INSTRUCTIONS FOR THE TASK:
Every line below that contains "Vashem" is to be copied.

DATA FOR THIS EXERCISE:
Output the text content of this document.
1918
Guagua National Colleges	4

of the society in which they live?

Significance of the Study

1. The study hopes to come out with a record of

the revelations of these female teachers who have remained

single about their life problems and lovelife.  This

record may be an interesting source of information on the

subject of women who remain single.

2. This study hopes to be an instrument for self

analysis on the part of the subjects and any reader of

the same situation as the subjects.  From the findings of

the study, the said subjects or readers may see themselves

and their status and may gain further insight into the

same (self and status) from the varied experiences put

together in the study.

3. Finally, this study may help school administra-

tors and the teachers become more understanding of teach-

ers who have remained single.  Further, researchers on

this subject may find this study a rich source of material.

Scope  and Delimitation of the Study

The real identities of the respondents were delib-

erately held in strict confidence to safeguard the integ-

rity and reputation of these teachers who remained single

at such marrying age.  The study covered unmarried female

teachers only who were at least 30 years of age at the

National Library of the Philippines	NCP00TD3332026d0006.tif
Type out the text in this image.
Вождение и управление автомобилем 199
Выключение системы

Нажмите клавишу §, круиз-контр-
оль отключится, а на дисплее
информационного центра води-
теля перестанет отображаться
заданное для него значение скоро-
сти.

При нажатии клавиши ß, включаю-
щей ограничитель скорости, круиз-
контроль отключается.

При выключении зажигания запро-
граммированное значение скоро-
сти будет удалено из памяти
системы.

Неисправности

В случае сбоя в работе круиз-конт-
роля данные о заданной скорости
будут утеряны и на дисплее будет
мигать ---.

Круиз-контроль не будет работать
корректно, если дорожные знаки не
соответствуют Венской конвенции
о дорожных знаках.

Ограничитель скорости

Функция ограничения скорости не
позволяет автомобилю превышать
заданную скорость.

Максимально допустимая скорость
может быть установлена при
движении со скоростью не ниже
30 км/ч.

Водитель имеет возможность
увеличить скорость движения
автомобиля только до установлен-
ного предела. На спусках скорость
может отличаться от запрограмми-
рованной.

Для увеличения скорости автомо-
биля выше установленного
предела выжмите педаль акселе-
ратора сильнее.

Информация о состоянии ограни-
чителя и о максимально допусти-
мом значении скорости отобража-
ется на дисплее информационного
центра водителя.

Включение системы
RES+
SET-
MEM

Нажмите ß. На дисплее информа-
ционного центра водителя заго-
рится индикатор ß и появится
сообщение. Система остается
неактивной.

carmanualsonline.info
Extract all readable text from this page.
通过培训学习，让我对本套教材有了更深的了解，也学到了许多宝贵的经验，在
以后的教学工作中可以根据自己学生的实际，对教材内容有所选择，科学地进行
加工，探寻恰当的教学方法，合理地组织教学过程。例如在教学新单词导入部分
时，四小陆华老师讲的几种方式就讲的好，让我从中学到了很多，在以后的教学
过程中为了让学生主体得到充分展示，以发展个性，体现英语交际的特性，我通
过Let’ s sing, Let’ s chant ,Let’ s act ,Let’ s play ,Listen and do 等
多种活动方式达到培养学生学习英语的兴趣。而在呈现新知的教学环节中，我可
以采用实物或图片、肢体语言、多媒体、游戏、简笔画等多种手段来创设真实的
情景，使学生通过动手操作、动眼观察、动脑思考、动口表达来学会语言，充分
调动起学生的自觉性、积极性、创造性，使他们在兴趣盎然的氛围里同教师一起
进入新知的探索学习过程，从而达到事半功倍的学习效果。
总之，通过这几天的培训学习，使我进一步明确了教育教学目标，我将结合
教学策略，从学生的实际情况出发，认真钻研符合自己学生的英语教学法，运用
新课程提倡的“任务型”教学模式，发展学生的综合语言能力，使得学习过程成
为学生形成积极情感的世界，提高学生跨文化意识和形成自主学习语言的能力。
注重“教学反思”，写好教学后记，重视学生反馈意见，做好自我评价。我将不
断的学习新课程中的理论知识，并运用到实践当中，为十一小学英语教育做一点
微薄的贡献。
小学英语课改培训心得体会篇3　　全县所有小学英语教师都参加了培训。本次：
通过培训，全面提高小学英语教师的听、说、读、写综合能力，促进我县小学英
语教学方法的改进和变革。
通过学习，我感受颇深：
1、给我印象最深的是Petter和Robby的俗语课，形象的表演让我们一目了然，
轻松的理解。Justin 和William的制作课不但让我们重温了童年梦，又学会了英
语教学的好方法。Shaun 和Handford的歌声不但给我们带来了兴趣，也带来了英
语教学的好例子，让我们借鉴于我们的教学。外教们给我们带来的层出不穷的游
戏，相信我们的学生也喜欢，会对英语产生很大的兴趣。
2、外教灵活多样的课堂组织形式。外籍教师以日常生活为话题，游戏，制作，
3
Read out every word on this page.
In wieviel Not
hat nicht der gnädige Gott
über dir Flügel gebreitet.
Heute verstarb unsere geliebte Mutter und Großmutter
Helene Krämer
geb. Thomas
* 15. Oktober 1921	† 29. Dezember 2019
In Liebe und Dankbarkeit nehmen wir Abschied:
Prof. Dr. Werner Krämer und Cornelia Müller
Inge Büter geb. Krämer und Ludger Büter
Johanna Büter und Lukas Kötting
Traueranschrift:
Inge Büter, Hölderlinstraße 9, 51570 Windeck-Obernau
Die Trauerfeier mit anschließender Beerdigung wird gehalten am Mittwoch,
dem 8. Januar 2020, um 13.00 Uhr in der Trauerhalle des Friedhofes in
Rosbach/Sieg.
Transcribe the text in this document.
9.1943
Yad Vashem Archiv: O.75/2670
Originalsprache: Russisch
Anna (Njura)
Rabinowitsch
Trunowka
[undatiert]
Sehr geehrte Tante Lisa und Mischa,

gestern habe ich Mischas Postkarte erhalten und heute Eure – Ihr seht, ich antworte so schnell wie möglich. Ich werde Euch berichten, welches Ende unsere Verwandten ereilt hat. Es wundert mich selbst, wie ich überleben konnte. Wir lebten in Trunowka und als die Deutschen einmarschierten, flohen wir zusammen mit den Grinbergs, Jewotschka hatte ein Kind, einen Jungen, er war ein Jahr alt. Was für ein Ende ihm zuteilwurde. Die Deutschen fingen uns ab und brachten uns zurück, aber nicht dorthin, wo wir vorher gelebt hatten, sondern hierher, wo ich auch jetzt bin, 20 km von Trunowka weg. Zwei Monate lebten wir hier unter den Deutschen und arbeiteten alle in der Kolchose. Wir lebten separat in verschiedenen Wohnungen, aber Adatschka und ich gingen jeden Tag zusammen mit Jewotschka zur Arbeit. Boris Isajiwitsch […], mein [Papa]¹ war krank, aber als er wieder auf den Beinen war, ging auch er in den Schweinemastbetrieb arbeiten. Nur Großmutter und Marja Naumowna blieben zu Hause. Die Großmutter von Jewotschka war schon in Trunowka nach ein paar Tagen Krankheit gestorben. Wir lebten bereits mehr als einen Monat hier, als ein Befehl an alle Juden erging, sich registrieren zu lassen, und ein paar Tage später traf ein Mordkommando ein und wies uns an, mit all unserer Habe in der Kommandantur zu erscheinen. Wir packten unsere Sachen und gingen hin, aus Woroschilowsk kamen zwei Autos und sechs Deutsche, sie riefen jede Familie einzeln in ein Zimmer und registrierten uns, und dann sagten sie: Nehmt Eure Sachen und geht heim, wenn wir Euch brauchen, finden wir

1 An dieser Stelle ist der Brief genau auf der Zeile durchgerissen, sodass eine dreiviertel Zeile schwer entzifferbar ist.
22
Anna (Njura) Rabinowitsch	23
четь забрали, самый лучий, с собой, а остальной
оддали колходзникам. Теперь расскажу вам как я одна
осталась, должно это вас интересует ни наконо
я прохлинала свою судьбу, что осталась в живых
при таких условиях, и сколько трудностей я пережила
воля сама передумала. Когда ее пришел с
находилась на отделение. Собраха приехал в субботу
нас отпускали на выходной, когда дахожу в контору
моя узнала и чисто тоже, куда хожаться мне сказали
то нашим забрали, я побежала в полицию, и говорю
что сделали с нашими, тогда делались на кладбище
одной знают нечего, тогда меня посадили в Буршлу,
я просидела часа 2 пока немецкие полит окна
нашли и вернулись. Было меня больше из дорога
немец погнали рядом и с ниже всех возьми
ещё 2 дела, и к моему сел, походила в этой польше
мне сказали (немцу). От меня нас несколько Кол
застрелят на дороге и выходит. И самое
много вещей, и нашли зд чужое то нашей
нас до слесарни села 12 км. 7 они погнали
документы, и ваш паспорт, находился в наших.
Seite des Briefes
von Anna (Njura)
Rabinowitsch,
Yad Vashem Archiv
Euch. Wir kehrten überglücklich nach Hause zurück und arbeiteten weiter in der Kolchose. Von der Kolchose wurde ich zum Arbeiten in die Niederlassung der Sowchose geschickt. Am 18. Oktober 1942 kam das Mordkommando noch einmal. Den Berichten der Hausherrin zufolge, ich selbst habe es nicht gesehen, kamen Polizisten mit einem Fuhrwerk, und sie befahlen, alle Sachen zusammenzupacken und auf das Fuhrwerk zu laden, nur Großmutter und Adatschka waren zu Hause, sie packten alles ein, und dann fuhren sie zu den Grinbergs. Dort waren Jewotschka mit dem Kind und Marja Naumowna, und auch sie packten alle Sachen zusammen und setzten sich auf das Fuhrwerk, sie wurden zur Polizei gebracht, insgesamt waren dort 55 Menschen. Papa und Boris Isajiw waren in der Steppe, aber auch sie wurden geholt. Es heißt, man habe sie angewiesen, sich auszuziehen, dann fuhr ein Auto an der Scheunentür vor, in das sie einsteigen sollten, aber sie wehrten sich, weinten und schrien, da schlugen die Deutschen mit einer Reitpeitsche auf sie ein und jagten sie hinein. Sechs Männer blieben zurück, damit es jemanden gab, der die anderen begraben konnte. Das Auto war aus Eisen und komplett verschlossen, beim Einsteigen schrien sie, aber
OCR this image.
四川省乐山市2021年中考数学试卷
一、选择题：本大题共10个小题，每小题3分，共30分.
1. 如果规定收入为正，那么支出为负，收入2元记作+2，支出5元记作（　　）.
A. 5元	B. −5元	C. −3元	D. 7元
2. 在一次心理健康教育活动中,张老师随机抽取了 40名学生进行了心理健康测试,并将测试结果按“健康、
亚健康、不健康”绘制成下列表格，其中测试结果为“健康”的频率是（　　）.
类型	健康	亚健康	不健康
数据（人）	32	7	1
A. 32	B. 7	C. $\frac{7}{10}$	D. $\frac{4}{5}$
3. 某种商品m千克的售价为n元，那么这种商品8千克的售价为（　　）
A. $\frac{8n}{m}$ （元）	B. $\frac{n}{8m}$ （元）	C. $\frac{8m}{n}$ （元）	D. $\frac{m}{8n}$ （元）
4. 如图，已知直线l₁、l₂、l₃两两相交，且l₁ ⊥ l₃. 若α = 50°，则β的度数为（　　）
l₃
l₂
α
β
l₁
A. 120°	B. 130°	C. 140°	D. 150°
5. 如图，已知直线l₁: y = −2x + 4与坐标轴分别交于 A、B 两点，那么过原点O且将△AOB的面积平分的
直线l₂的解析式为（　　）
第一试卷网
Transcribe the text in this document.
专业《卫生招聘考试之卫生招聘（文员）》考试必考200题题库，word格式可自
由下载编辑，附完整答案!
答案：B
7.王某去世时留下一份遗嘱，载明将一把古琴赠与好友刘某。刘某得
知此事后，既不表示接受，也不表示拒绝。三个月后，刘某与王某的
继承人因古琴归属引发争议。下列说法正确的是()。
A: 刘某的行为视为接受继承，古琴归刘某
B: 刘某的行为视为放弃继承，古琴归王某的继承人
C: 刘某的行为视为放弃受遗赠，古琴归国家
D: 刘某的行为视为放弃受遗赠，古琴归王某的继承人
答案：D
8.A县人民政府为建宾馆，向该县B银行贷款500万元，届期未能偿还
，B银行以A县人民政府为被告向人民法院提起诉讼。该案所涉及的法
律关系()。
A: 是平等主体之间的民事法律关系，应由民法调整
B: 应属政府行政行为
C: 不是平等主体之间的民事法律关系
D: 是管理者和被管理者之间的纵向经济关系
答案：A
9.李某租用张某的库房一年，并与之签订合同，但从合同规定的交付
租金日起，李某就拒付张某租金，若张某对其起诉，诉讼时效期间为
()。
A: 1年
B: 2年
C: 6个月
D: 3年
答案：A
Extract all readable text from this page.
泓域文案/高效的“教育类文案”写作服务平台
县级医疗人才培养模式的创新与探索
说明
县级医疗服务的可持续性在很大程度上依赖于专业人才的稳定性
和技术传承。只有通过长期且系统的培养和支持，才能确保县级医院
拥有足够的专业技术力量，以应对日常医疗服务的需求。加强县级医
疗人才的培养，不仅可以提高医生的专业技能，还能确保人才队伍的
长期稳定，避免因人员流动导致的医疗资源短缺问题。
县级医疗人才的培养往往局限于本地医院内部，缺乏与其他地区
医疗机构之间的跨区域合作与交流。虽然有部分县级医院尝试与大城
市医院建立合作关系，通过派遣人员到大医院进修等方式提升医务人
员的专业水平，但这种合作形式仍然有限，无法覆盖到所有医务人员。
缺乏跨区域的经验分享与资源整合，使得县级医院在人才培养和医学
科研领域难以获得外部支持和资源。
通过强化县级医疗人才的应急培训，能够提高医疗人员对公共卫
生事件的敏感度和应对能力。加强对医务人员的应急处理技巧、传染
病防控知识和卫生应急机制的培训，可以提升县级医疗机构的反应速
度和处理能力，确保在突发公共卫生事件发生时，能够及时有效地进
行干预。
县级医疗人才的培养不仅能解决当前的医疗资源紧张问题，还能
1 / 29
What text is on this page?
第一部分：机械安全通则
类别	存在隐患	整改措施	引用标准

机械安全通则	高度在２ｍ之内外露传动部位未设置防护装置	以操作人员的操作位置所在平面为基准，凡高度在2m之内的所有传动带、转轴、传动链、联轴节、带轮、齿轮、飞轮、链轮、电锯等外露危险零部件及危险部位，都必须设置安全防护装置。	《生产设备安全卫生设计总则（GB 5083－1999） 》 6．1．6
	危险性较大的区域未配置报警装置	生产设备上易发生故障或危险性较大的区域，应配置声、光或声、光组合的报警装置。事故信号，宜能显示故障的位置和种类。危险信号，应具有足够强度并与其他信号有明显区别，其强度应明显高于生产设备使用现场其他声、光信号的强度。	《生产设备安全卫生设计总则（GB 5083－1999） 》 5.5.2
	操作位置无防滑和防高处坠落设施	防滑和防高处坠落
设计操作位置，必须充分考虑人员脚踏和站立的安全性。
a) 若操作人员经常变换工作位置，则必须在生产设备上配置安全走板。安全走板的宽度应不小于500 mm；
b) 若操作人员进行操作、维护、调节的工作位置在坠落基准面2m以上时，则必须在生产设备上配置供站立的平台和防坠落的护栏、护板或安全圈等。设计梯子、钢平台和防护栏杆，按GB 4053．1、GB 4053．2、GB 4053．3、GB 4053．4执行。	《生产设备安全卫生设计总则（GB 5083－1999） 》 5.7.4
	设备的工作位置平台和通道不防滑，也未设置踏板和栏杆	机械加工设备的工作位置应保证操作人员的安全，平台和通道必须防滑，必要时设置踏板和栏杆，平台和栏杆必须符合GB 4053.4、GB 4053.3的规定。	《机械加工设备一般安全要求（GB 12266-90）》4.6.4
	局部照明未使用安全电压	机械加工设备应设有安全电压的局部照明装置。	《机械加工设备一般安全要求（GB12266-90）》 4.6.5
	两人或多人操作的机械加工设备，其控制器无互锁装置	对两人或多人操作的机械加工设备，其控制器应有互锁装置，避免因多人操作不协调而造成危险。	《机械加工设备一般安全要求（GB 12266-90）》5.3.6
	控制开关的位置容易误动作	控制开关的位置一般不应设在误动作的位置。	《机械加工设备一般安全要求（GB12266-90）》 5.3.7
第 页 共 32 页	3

FINAL ANSWER:
Yad Vashem Archiv: O.75/2670
Yad Vashem Archiv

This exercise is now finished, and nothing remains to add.